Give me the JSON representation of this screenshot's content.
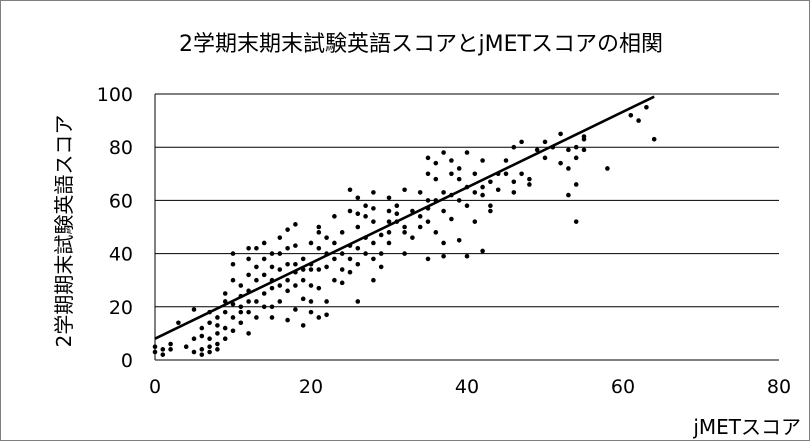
{
  "chart_data": {
    "type": "scatter",
    "title": "2学期末期末試験英語スコアとjMETスコアの相関",
    "xlabel": "jMETスコア",
    "ylabel": "2学期期末試験英語スコア",
    "xlim": [
      0,
      80
    ],
    "ylim": [
      0,
      100
    ],
    "x_ticks": [
      0,
      20,
      40,
      60,
      80
    ],
    "y_ticks": [
      0,
      20,
      40,
      60,
      80,
      100
    ],
    "grid": "horizontal",
    "legend": "none",
    "trendline": {
      "type": "linear",
      "x": [
        0,
        64
      ],
      "y": [
        8,
        99
      ]
    },
    "points": [
      [
        0,
        5
      ],
      [
        0,
        3
      ],
      [
        1,
        4
      ],
      [
        1,
        2
      ],
      [
        2,
        6
      ],
      [
        2,
        4
      ],
      [
        3,
        14
      ],
      [
        4,
        5
      ],
      [
        5,
        19
      ],
      [
        5,
        8
      ],
      [
        5,
        3
      ],
      [
        6,
        2
      ],
      [
        6,
        4
      ],
      [
        6,
        9
      ],
      [
        6,
        12
      ],
      [
        7,
        8
      ],
      [
        7,
        5
      ],
      [
        7,
        14
      ],
      [
        7,
        18
      ],
      [
        7,
        3
      ],
      [
        8,
        6
      ],
      [
        8,
        10
      ],
      [
        8,
        13
      ],
      [
        8,
        16
      ],
      [
        8,
        4
      ],
      [
        9,
        22
      ],
      [
        9,
        18
      ],
      [
        9,
        12
      ],
      [
        9,
        8
      ],
      [
        9,
        25
      ],
      [
        10,
        40
      ],
      [
        10,
        36
      ],
      [
        10,
        30
      ],
      [
        10,
        21
      ],
      [
        10,
        16
      ],
      [
        10,
        11
      ],
      [
        11,
        20
      ],
      [
        11,
        24
      ],
      [
        11,
        14
      ],
      [
        11,
        18
      ],
      [
        11,
        28
      ],
      [
        12,
        42
      ],
      [
        12,
        38
      ],
      [
        12,
        32
      ],
      [
        12,
        26
      ],
      [
        12,
        22
      ],
      [
        12,
        18
      ],
      [
        12,
        10
      ],
      [
        13,
        42
      ],
      [
        13,
        35
      ],
      [
        13,
        30
      ],
      [
        13,
        16
      ],
      [
        13,
        22
      ],
      [
        14,
        25
      ],
      [
        14,
        32
      ],
      [
        14,
        38
      ],
      [
        14,
        44
      ],
      [
        14,
        20
      ],
      [
        15,
        27
      ],
      [
        15,
        35
      ],
      [
        15,
        30
      ],
      [
        15,
        20
      ],
      [
        15,
        16
      ],
      [
        16,
        34
      ],
      [
        16,
        28
      ],
      [
        16,
        40
      ],
      [
        16,
        46
      ],
      [
        16,
        22
      ],
      [
        17,
        30
      ],
      [
        17,
        36
      ],
      [
        17,
        26
      ],
      [
        17,
        49
      ],
      [
        17,
        15
      ],
      [
        18,
        33
      ],
      [
        18,
        28
      ],
      [
        18,
        36
      ],
      [
        18,
        43
      ],
      [
        18,
        51
      ],
      [
        18,
        19
      ],
      [
        19,
        30
      ],
      [
        19,
        23
      ],
      [
        19,
        38
      ],
      [
        19,
        13
      ],
      [
        20,
        36
      ],
      [
        20,
        44
      ],
      [
        20,
        28
      ],
      [
        20,
        22
      ],
      [
        20,
        18
      ],
      [
        21,
        48
      ],
      [
        21,
        42
      ],
      [
        21,
        34
      ],
      [
        21,
        50
      ],
      [
        21,
        16
      ],
      [
        22,
        40
      ],
      [
        22,
        35
      ],
      [
        22,
        46
      ],
      [
        22,
        17
      ],
      [
        22,
        22
      ],
      [
        23,
        30
      ],
      [
        23,
        38
      ],
      [
        23,
        44
      ],
      [
        23,
        54
      ],
      [
        24,
        40
      ],
      [
        24,
        34
      ],
      [
        24,
        48
      ],
      [
        24,
        29
      ],
      [
        25,
        38
      ],
      [
        25,
        56
      ],
      [
        25,
        64
      ],
      [
        25,
        33
      ],
      [
        26,
        42
      ],
      [
        26,
        50
      ],
      [
        26,
        36
      ],
      [
        26,
        22
      ],
      [
        26,
        61
      ],
      [
        27,
        46
      ],
      [
        27,
        54
      ],
      [
        27,
        40
      ],
      [
        27,
        58
      ],
      [
        28,
        44
      ],
      [
        28,
        38
      ],
      [
        28,
        52
      ],
      [
        28,
        63
      ],
      [
        28,
        30
      ],
      [
        29,
        47
      ],
      [
        29,
        40
      ],
      [
        29,
        35
      ],
      [
        30,
        52
      ],
      [
        30,
        56
      ],
      [
        30,
        44
      ],
      [
        30,
        48
      ],
      [
        31,
        55
      ],
      [
        31,
        52
      ],
      [
        31,
        58
      ],
      [
        32,
        50
      ],
      [
        32,
        40
      ],
      [
        32,
        64
      ],
      [
        32,
        48
      ],
      [
        33,
        46
      ],
      [
        33,
        56
      ],
      [
        34,
        54
      ],
      [
        34,
        63
      ],
      [
        34,
        50
      ],
      [
        35,
        57
      ],
      [
        35,
        70
      ],
      [
        35,
        76
      ],
      [
        35,
        52
      ],
      [
        35,
        60
      ],
      [
        36,
        60
      ],
      [
        36,
        68
      ],
      [
        36,
        74
      ],
      [
        36,
        48
      ],
      [
        37,
        63
      ],
      [
        37,
        78
      ],
      [
        37,
        44
      ],
      [
        37,
        56
      ],
      [
        38,
        62
      ],
      [
        38,
        70
      ],
      [
        38,
        75
      ],
      [
        38,
        53
      ],
      [
        39,
        60
      ],
      [
        39,
        68
      ],
      [
        39,
        72
      ],
      [
        39,
        45
      ],
      [
        40,
        65
      ],
      [
        40,
        58
      ],
      [
        40,
        78
      ],
      [
        40,
        39
      ],
      [
        41,
        63
      ],
      [
        41,
        70
      ],
      [
        41,
        52
      ],
      [
        42,
        65
      ],
      [
        42,
        62
      ],
      [
        42,
        75
      ],
      [
        43,
        58
      ],
      [
        43,
        67
      ],
      [
        43,
        56
      ],
      [
        44,
        64
      ],
      [
        44,
        70
      ],
      [
        45,
        70
      ],
      [
        45,
        75
      ],
      [
        46,
        67
      ],
      [
        46,
        80
      ],
      [
        46,
        63
      ],
      [
        47,
        70
      ],
      [
        47,
        82
      ],
      [
        48,
        68
      ],
      [
        48,
        66
      ],
      [
        49,
        79
      ],
      [
        50,
        76
      ],
      [
        50,
        82
      ],
      [
        51,
        80
      ],
      [
        52,
        85
      ],
      [
        52,
        74
      ],
      [
        53,
        79
      ],
      [
        53,
        72
      ],
      [
        53,
        62
      ],
      [
        54,
        80
      ],
      [
        54,
        66
      ],
      [
        54,
        52
      ],
      [
        54,
        76
      ],
      [
        55,
        83
      ],
      [
        55,
        84
      ],
      [
        55,
        79
      ],
      [
        58,
        72
      ],
      [
        61,
        92
      ],
      [
        62,
        90
      ],
      [
        63,
        95
      ],
      [
        64,
        83
      ],
      [
        35,
        38
      ],
      [
        37,
        39
      ],
      [
        42,
        41
      ],
      [
        26,
        55
      ],
      [
        28,
        57
      ],
      [
        30,
        61
      ],
      [
        19,
        34
      ],
      [
        21,
        27
      ],
      [
        15,
        40
      ],
      [
        17,
        42
      ],
      [
        20,
        34
      ],
      [
        25,
        43
      ]
    ]
  }
}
▬▬▬
Given instruction: Your task is to retype all the entries exactly and leave out any pictures.

Worked solution:
Give me the JSON representation of this screenshot's content.
{
  "chart_data": {
    "type": "scatter",
    "title": "2学期末期末試験英語スコアとjMETスコアの相関",
    "xlabel": "jMETスコア",
    "ylabel": "2学期期末試験英語スコア",
    "xlim": [
      0,
      80
    ],
    "ylim": [
      0,
      100
    ],
    "x_ticks": [
      0,
      20,
      40,
      60,
      80
    ],
    "y_ticks": [
      0,
      20,
      40,
      60,
      80,
      100
    ],
    "grid": "horizontal",
    "legend": "none",
    "trendline": {
      "type": "linear",
      "x": [
        0,
        64
      ],
      "y": [
        8,
        99
      ]
    },
    "points": [
      [
        0,
        5
      ],
      [
        0,
        3
      ],
      [
        1,
        4
      ],
      [
        1,
        2
      ],
      [
        2,
        6
      ],
      [
        2,
        4
      ],
      [
        3,
        14
      ],
      [
        4,
        5
      ],
      [
        5,
        19
      ],
      [
        5,
        8
      ],
      [
        5,
        3
      ],
      [
        6,
        2
      ],
      [
        6,
        4
      ],
      [
        6,
        9
      ],
      [
        6,
        12
      ],
      [
        7,
        8
      ],
      [
        7,
        5
      ],
      [
        7,
        14
      ],
      [
        7,
        18
      ],
      [
        7,
        3
      ],
      [
        8,
        6
      ],
      [
        8,
        10
      ],
      [
        8,
        13
      ],
      [
        8,
        16
      ],
      [
        8,
        4
      ],
      [
        9,
        22
      ],
      [
        9,
        18
      ],
      [
        9,
        12
      ],
      [
        9,
        8
      ],
      [
        9,
        25
      ],
      [
        10,
        40
      ],
      [
        10,
        36
      ],
      [
        10,
        30
      ],
      [
        10,
        21
      ],
      [
        10,
        16
      ],
      [
        10,
        11
      ],
      [
        11,
        20
      ],
      [
        11,
        24
      ],
      [
        11,
        14
      ],
      [
        11,
        18
      ],
      [
        11,
        28
      ],
      [
        12,
        42
      ],
      [
        12,
        38
      ],
      [
        12,
        32
      ],
      [
        12,
        26
      ],
      [
        12,
        22
      ],
      [
        12,
        18
      ],
      [
        12,
        10
      ],
      [
        13,
        42
      ],
      [
        13,
        35
      ],
      [
        13,
        30
      ],
      [
        13,
        16
      ],
      [
        13,
        22
      ],
      [
        14,
        25
      ],
      [
        14,
        32
      ],
      [
        14,
        38
      ],
      [
        14,
        44
      ],
      [
        14,
        20
      ],
      [
        15,
        27
      ],
      [
        15,
        35
      ],
      [
        15,
        30
      ],
      [
        15,
        20
      ],
      [
        15,
        16
      ],
      [
        16,
        34
      ],
      [
        16,
        28
      ],
      [
        16,
        40
      ],
      [
        16,
        46
      ],
      [
        16,
        22
      ],
      [
        17,
        30
      ],
      [
        17,
        36
      ],
      [
        17,
        26
      ],
      [
        17,
        49
      ],
      [
        17,
        15
      ],
      [
        18,
        33
      ],
      [
        18,
        28
      ],
      [
        18,
        36
      ],
      [
        18,
        43
      ],
      [
        18,
        51
      ],
      [
        18,
        19
      ],
      [
        19,
        30
      ],
      [
        19,
        23
      ],
      [
        19,
        38
      ],
      [
        19,
        13
      ],
      [
        20,
        36
      ],
      [
        20,
        44
      ],
      [
        20,
        28
      ],
      [
        20,
        22
      ],
      [
        20,
        18
      ],
      [
        21,
        48
      ],
      [
        21,
        42
      ],
      [
        21,
        34
      ],
      [
        21,
        50
      ],
      [
        21,
        16
      ],
      [
        22,
        40
      ],
      [
        22,
        35
      ],
      [
        22,
        46
      ],
      [
        22,
        17
      ],
      [
        22,
        22
      ],
      [
        23,
        30
      ],
      [
        23,
        38
      ],
      [
        23,
        44
      ],
      [
        23,
        54
      ],
      [
        24,
        40
      ],
      [
        24,
        34
      ],
      [
        24,
        48
      ],
      [
        24,
        29
      ],
      [
        25,
        38
      ],
      [
        25,
        56
      ],
      [
        25,
        64
      ],
      [
        25,
        33
      ],
      [
        26,
        42
      ],
      [
        26,
        50
      ],
      [
        26,
        36
      ],
      [
        26,
        22
      ],
      [
        26,
        61
      ],
      [
        27,
        46
      ],
      [
        27,
        54
      ],
      [
        27,
        40
      ],
      [
        27,
        58
      ],
      [
        28,
        44
      ],
      [
        28,
        38
      ],
      [
        28,
        52
      ],
      [
        28,
        63
      ],
      [
        28,
        30
      ],
      [
        29,
        47
      ],
      [
        29,
        40
      ],
      [
        29,
        35
      ],
      [
        30,
        52
      ],
      [
        30,
        56
      ],
      [
        30,
        44
      ],
      [
        30,
        48
      ],
      [
        31,
        55
      ],
      [
        31,
        52
      ],
      [
        31,
        58
      ],
      [
        32,
        50
      ],
      [
        32,
        40
      ],
      [
        32,
        64
      ],
      [
        32,
        48
      ],
      [
        33,
        46
      ],
      [
        33,
        56
      ],
      [
        34,
        54
      ],
      [
        34,
        63
      ],
      [
        34,
        50
      ],
      [
        35,
        57
      ],
      [
        35,
        70
      ],
      [
        35,
        76
      ],
      [
        35,
        52
      ],
      [
        35,
        60
      ],
      [
        36,
        60
      ],
      [
        36,
        68
      ],
      [
        36,
        74
      ],
      [
        36,
        48
      ],
      [
        37,
        63
      ],
      [
        37,
        78
      ],
      [
        37,
        44
      ],
      [
        37,
        56
      ],
      [
        38,
        62
      ],
      [
        38,
        70
      ],
      [
        38,
        75
      ],
      [
        38,
        53
      ],
      [
        39,
        60
      ],
      [
        39,
        68
      ],
      [
        39,
        72
      ],
      [
        39,
        45
      ],
      [
        40,
        65
      ],
      [
        40,
        58
      ],
      [
        40,
        78
      ],
      [
        40,
        39
      ],
      [
        41,
        63
      ],
      [
        41,
        70
      ],
      [
        41,
        52
      ],
      [
        42,
        65
      ],
      [
        42,
        62
      ],
      [
        42,
        75
      ],
      [
        43,
        58
      ],
      [
        43,
        67
      ],
      [
        43,
        56
      ],
      [
        44,
        64
      ],
      [
        44,
        70
      ],
      [
        45,
        70
      ],
      [
        45,
        75
      ],
      [
        46,
        67
      ],
      [
        46,
        80
      ],
      [
        46,
        63
      ],
      [
        47,
        70
      ],
      [
        47,
        82
      ],
      [
        48,
        68
      ],
      [
        48,
        66
      ],
      [
        49,
        79
      ],
      [
        50,
        76
      ],
      [
        50,
        82
      ],
      [
        51,
        80
      ],
      [
        52,
        85
      ],
      [
        52,
        74
      ],
      [
        53,
        79
      ],
      [
        53,
        72
      ],
      [
        53,
        62
      ],
      [
        54,
        80
      ],
      [
        54,
        66
      ],
      [
        54,
        52
      ],
      [
        54,
        76
      ],
      [
        55,
        83
      ],
      [
        55,
        84
      ],
      [
        55,
        79
      ],
      [
        58,
        72
      ],
      [
        61,
        92
      ],
      [
        62,
        90
      ],
      [
        63,
        95
      ],
      [
        64,
        83
      ],
      [
        35,
        38
      ],
      [
        37,
        39
      ],
      [
        42,
        41
      ],
      [
        26,
        55
      ],
      [
        28,
        57
      ],
      [
        30,
        61
      ],
      [
        19,
        34
      ],
      [
        21,
        27
      ],
      [
        15,
        40
      ],
      [
        17,
        42
      ],
      [
        20,
        34
      ],
      [
        25,
        43
      ]
    ]
  }
}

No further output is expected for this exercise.